[Stored entries]
>> begin

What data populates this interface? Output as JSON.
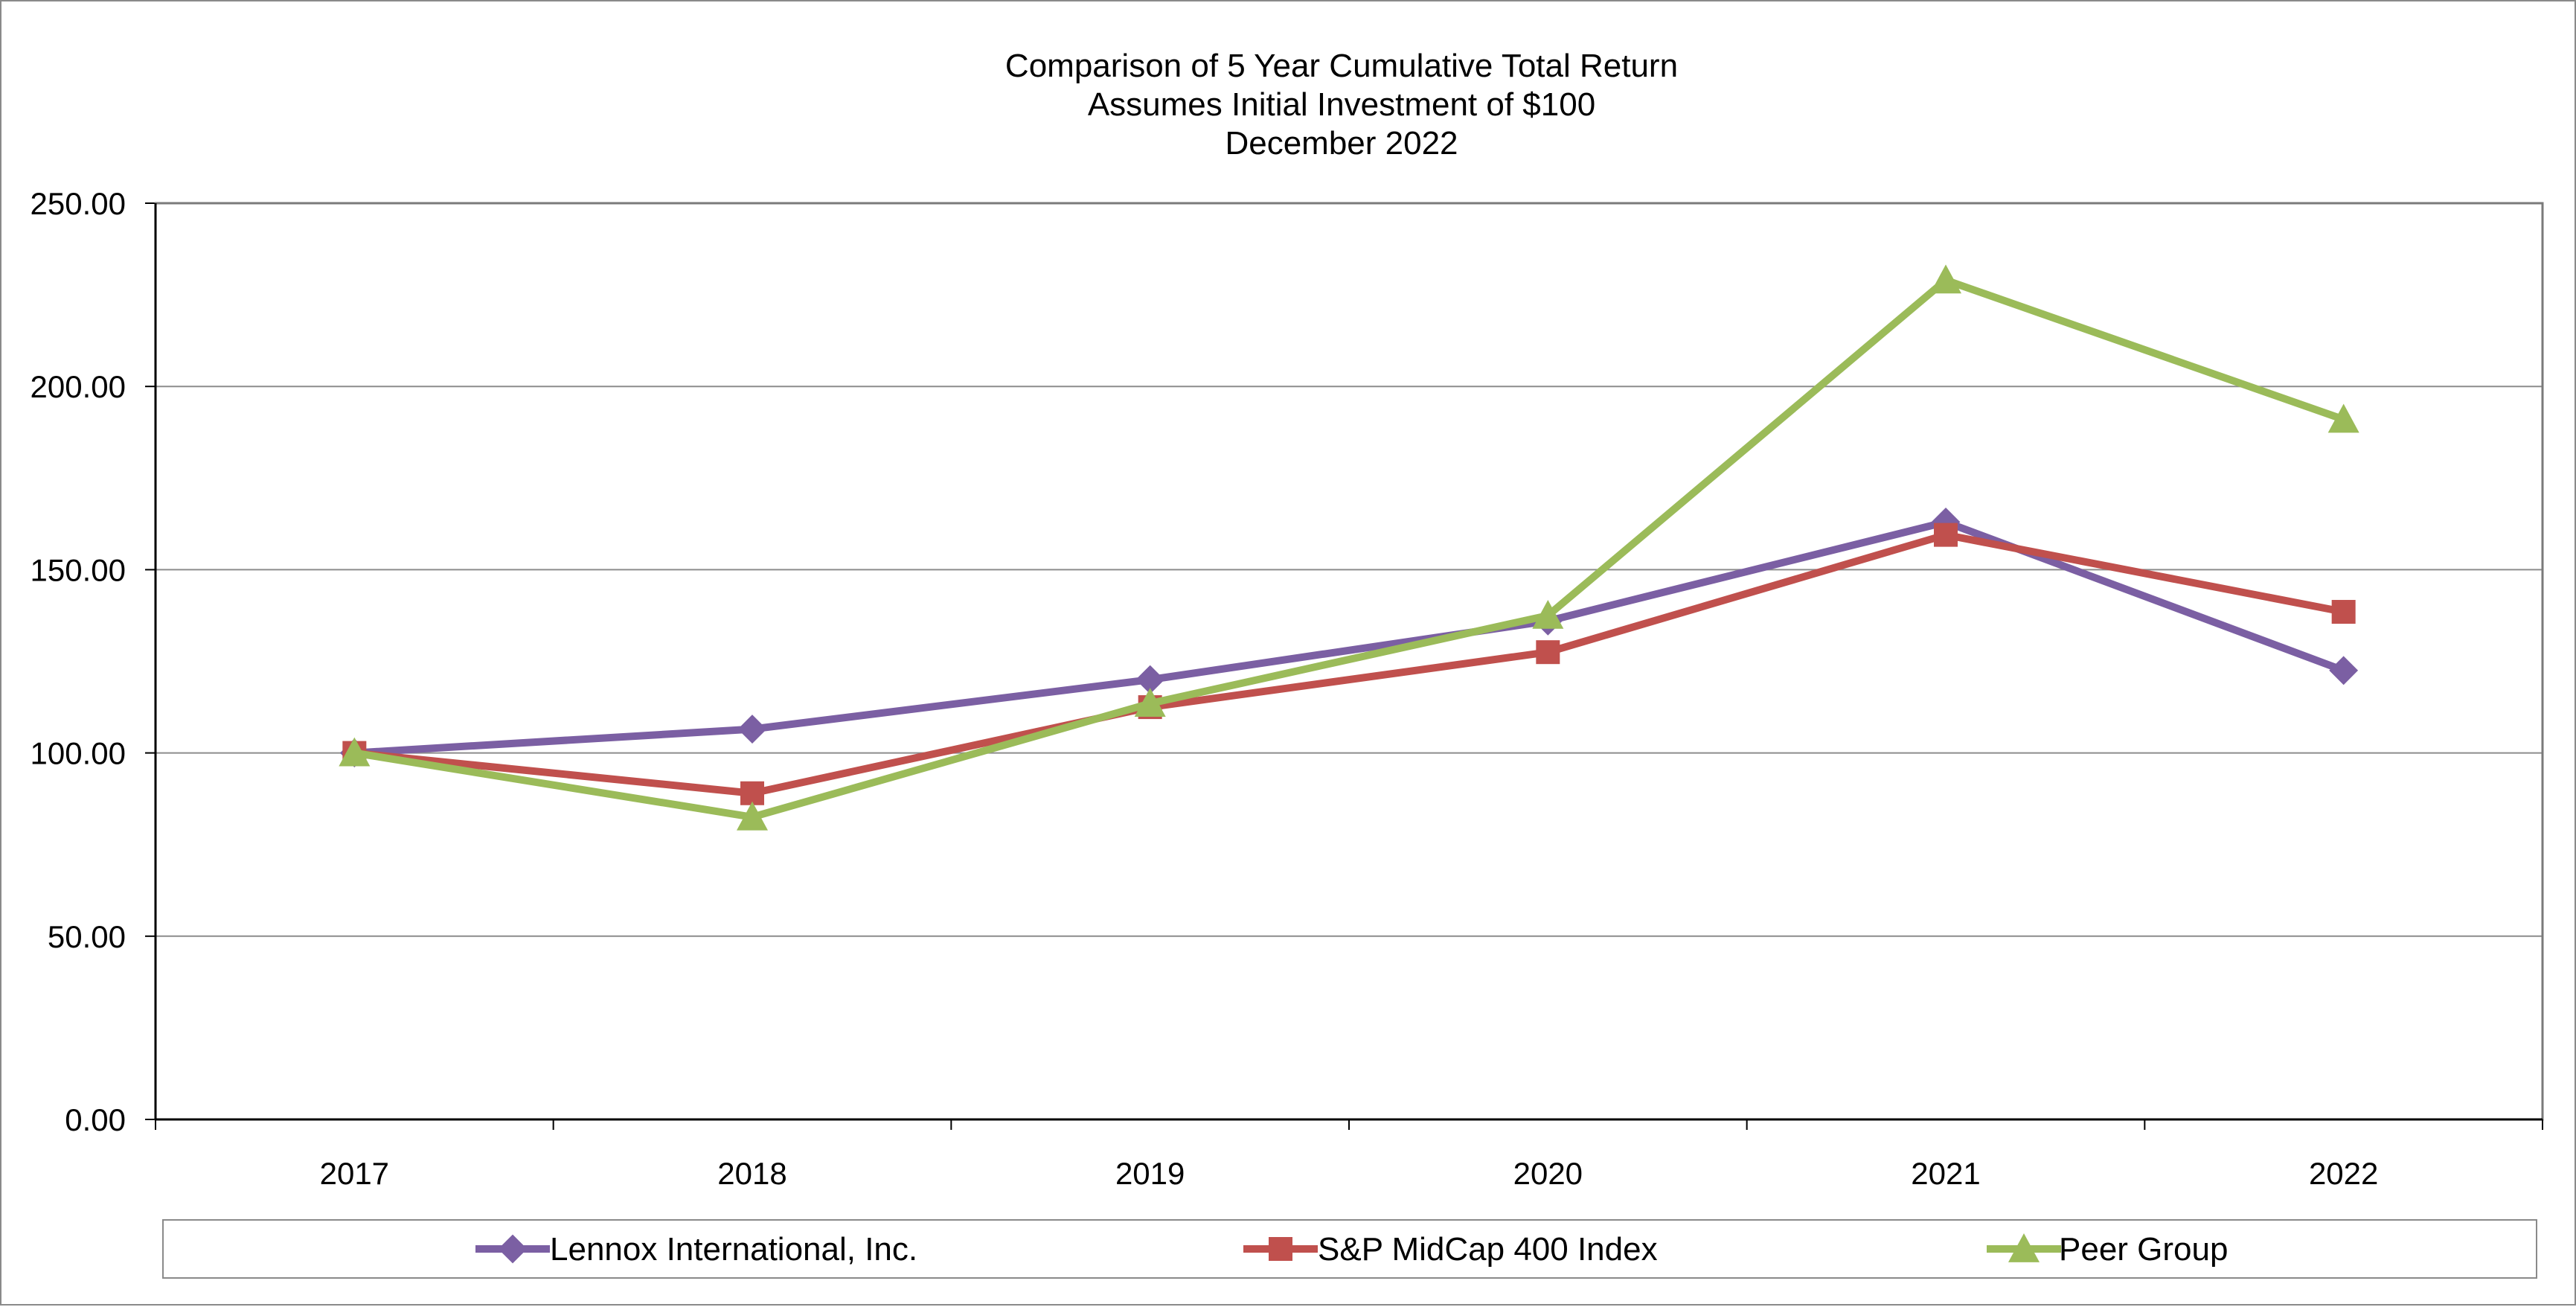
{
  "chart_data": {
    "type": "line",
    "title": [
      "Comparison of 5 Year Cumulative Total Return",
      "Assumes Initial Investment of $100",
      "December 2022"
    ],
    "xlabel": "",
    "ylabel": "",
    "categories": [
      "2017",
      "2018",
      "2019",
      "2020",
      "2021",
      "2022"
    ],
    "ylim": [
      0,
      250
    ],
    "yticks": [
      "0.00",
      "50.00",
      "100.00",
      "150.00",
      "200.00",
      "250.00"
    ],
    "grid": true,
    "legend_position": "bottom",
    "series": [
      {
        "name": "Lennox International, Inc.",
        "marker": "diamond",
        "color": "#7b5fa3",
        "values": [
          100,
          106.5,
          120,
          136,
          163,
          122.5
        ]
      },
      {
        "name": "S&P MidCap 400 Index",
        "marker": "square",
        "color": "#c0504d",
        "values": [
          100,
          89,
          112.5,
          127.5,
          159.5,
          138.5
        ]
      },
      {
        "name": "Peer Group",
        "marker": "triangle",
        "color": "#9bbb59",
        "values": [
          100,
          82.5,
          113.5,
          137.5,
          229,
          191
        ]
      }
    ]
  }
}
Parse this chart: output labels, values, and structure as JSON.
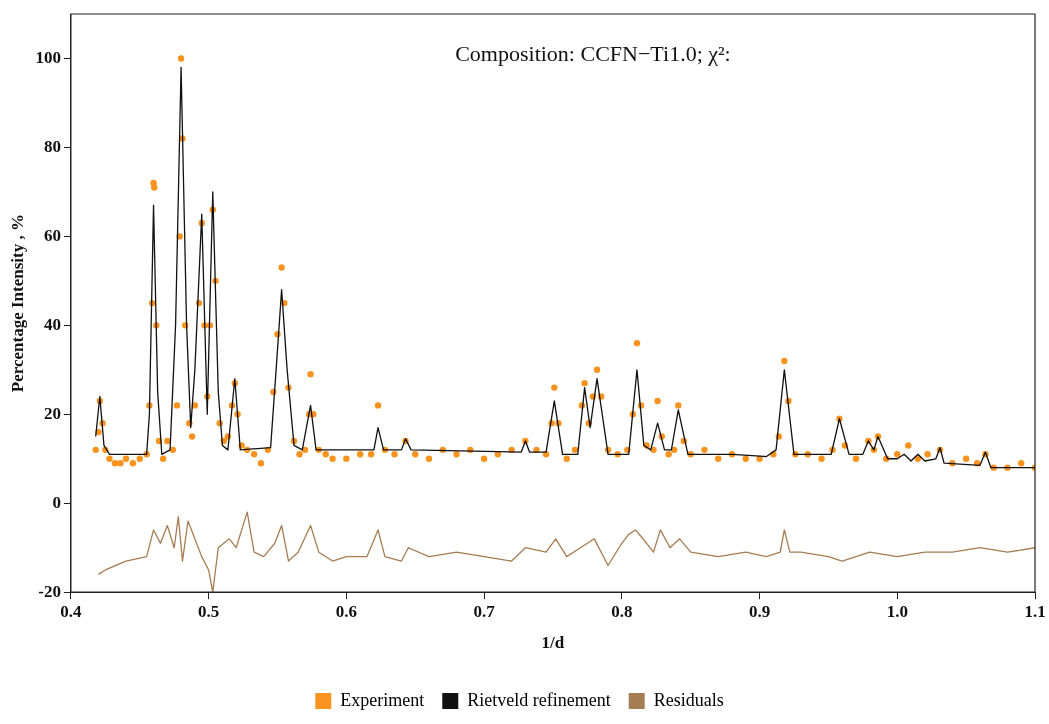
{
  "chart_data": {
    "type": "line",
    "title": "Composition: CCFN−Ti1.0; χ²:",
    "xlabel": "1/d",
    "ylabel": "Percentage Intensity , %",
    "xlim": [
      0.4,
      1.1
    ],
    "xticks": [
      0.4,
      0.5,
      0.6,
      0.7,
      0.8,
      0.9,
      {
        "value": 1,
        "label": "1.0"
      },
      1.1
    ],
    "ylim": [
      -20,
      110
    ],
    "yticks": [
      -20,
      0,
      20,
      40,
      60,
      80,
      100
    ],
    "grid": false,
    "legend": "bottom",
    "line_style": "solid",
    "series": [
      {
        "name": "Experiment",
        "type": "scatter",
        "marker": "circle",
        "color": "#f7931e",
        "x": [
          0.418,
          0.42,
          0.421,
          0.423,
          0.425,
          0.428,
          0.432,
          0.436,
          0.44,
          0.445,
          0.45,
          0.455,
          0.457,
          0.459,
          0.46,
          0.4605,
          0.462,
          0.464,
          0.467,
          0.47,
          0.474,
          0.477,
          0.479,
          0.48,
          0.481,
          0.483,
          0.486,
          0.488,
          0.49,
          0.493,
          0.495,
          0.497,
          0.499,
          0.501,
          0.503,
          0.505,
          0.508,
          0.511,
          0.514,
          0.517,
          0.519,
          0.521,
          0.524,
          0.528,
          0.533,
          0.538,
          0.543,
          0.547,
          0.55,
          0.553,
          0.555,
          0.558,
          0.562,
          0.566,
          0.57,
          0.573,
          0.574,
          0.576,
          0.58,
          0.585,
          0.59,
          0.6,
          0.61,
          0.618,
          0.623,
          0.628,
          0.635,
          0.643,
          0.65,
          0.66,
          0.67,
          0.68,
          0.69,
          0.7,
          0.71,
          0.72,
          0.73,
          0.738,
          0.745,
          0.749,
          0.751,
          0.754,
          0.76,
          0.766,
          0.771,
          0.773,
          0.776,
          0.779,
          0.782,
          0.785,
          0.79,
          0.797,
          0.804,
          0.808,
          0.811,
          0.814,
          0.818,
          0.823,
          0.826,
          0.829,
          0.834,
          0.838,
          0.841,
          0.845,
          0.85,
          0.86,
          0.87,
          0.88,
          0.89,
          0.9,
          0.91,
          0.914,
          0.918,
          0.921,
          0.926,
          0.935,
          0.945,
          0.953,
          0.958,
          0.962,
          0.97,
          0.979,
          0.983,
          0.986,
          0.992,
          1.0,
          1.008,
          1.015,
          1.022,
          1.031,
          1.04,
          1.05,
          1.058,
          1.064,
          1.07,
          1.08,
          1.09,
          1.1
        ],
        "values": [
          12,
          16,
          23,
          18,
          12,
          10,
          9,
          9,
          10,
          9,
          10,
          11,
          22,
          45,
          72,
          71,
          40,
          14,
          10,
          14,
          12,
          22,
          60,
          100,
          82,
          40,
          18,
          15,
          22,
          45,
          63,
          40,
          24,
          40,
          66,
          50,
          18,
          14,
          15,
          22,
          27,
          20,
          13,
          12,
          11,
          9,
          12,
          25,
          38,
          53,
          45,
          26,
          14,
          11,
          12,
          20,
          29,
          20,
          12,
          11,
          10,
          10,
          11,
          11,
          22,
          12,
          11,
          14,
          11,
          10,
          12,
          11,
          12,
          10,
          11,
          12,
          14,
          12,
          11,
          18,
          26,
          18,
          10,
          12,
          22,
          27,
          18,
          24,
          30,
          24,
          12,
          11,
          12,
          20,
          36,
          22,
          13,
          12,
          23,
          15,
          11,
          12,
          22,
          14,
          11,
          12,
          10,
          11,
          10,
          10,
          11,
          15,
          32,
          23,
          11,
          11,
          10,
          12,
          19,
          13,
          10,
          14,
          12,
          15,
          10,
          11,
          13,
          10,
          11,
          12,
          9,
          10,
          9,
          11,
          8,
          8,
          9,
          8
        ]
      },
      {
        "name": "Rietveld refinement",
        "color": "#111111",
        "x": [
          0.418,
          0.421,
          0.424,
          0.428,
          0.455,
          0.457,
          0.46,
          0.463,
          0.466,
          0.472,
          0.476,
          0.48,
          0.484,
          0.487,
          0.49,
          0.495,
          0.499,
          0.503,
          0.507,
          0.51,
          0.514,
          0.519,
          0.523,
          0.545,
          0.549,
          0.553,
          0.557,
          0.562,
          0.568,
          0.574,
          0.578,
          0.62,
          0.623,
          0.627,
          0.64,
          0.643,
          0.647,
          0.727,
          0.73,
          0.733,
          0.745,
          0.751,
          0.757,
          0.768,
          0.773,
          0.777,
          0.782,
          0.79,
          0.805,
          0.811,
          0.816,
          0.821,
          0.826,
          0.831,
          0.836,
          0.841,
          0.848,
          0.88,
          0.905,
          0.912,
          0.918,
          0.925,
          0.94,
          0.952,
          0.958,
          0.965,
          0.975,
          0.979,
          0.983,
          0.986,
          0.993,
          1.0,
          1.005,
          1.01,
          1.015,
          1.02,
          1.028,
          1.031,
          1.034,
          1.06,
          1.064,
          1.068,
          1.1
        ],
        "values": [
          15,
          24,
          13,
          11,
          11,
          20,
          67,
          25,
          11,
          12,
          40,
          98,
          40,
          17,
          30,
          65,
          20,
          70,
          25,
          13,
          12,
          28,
          12,
          12.5,
          30,
          48,
          30,
          13,
          12,
          22,
          12,
          12,
          17,
          12,
          12,
          14.5,
          12,
          11.5,
          14,
          11.5,
          11.5,
          23,
          11,
          11,
          26,
          17,
          28,
          11,
          11,
          30,
          13,
          12,
          18,
          12,
          12,
          21,
          11,
          11,
          10.5,
          12,
          30,
          11,
          11,
          11,
          19,
          11,
          11,
          14,
          12,
          15,
          10,
          10,
          11,
          9.5,
          11,
          9.5,
          10,
          12.5,
          9,
          8.5,
          11.5,
          8,
          8
        ]
      },
      {
        "name": "Residuals",
        "color": "#a67c52",
        "x": [
          0.42,
          0.425,
          0.44,
          0.455,
          0.46,
          0.465,
          0.47,
          0.475,
          0.478,
          0.481,
          0.485,
          0.49,
          0.495,
          0.5,
          0.503,
          0.507,
          0.515,
          0.52,
          0.528,
          0.533,
          0.54,
          0.548,
          0.553,
          0.558,
          0.565,
          0.574,
          0.58,
          0.59,
          0.6,
          0.615,
          0.623,
          0.628,
          0.64,
          0.645,
          0.66,
          0.68,
          0.7,
          0.72,
          0.73,
          0.745,
          0.752,
          0.76,
          0.77,
          0.78,
          0.79,
          0.8,
          0.805,
          0.81,
          0.818,
          0.823,
          0.828,
          0.835,
          0.842,
          0.85,
          0.87,
          0.89,
          0.905,
          0.915,
          0.918,
          0.922,
          0.93,
          0.95,
          0.96,
          0.98,
          1.0,
          1.02,
          1.04,
          1.06,
          1.08,
          1.1
        ],
        "values": [
          -16,
          -15,
          -13,
          -12,
          -6,
          -9,
          -5,
          -10,
          -3,
          -13,
          -4,
          -8,
          -12,
          -15,
          -20,
          -10,
          -8,
          -10,
          -2,
          -11,
          -12,
          -9,
          -5,
          -13,
          -11,
          -5,
          -11,
          -13,
          -12,
          -12,
          -6,
          -12,
          -13,
          -10,
          -12,
          -11,
          -12,
          -13,
          -10,
          -11,
          -8,
          -12,
          -10,
          -8,
          -14,
          -9,
          -7,
          -6,
          -9,
          -11,
          -6,
          -10,
          -8,
          -11,
          -12,
          -11,
          -12,
          -11,
          -6,
          -11,
          -11,
          -12,
          -13,
          -11,
          -12,
          -11,
          -11,
          -10,
          -11,
          -10
        ]
      }
    ]
  }
}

>> end

**Written instruction:** Give the number of lines in the entries that hold the word "bottom", and nothing else.

**Expected output:** 2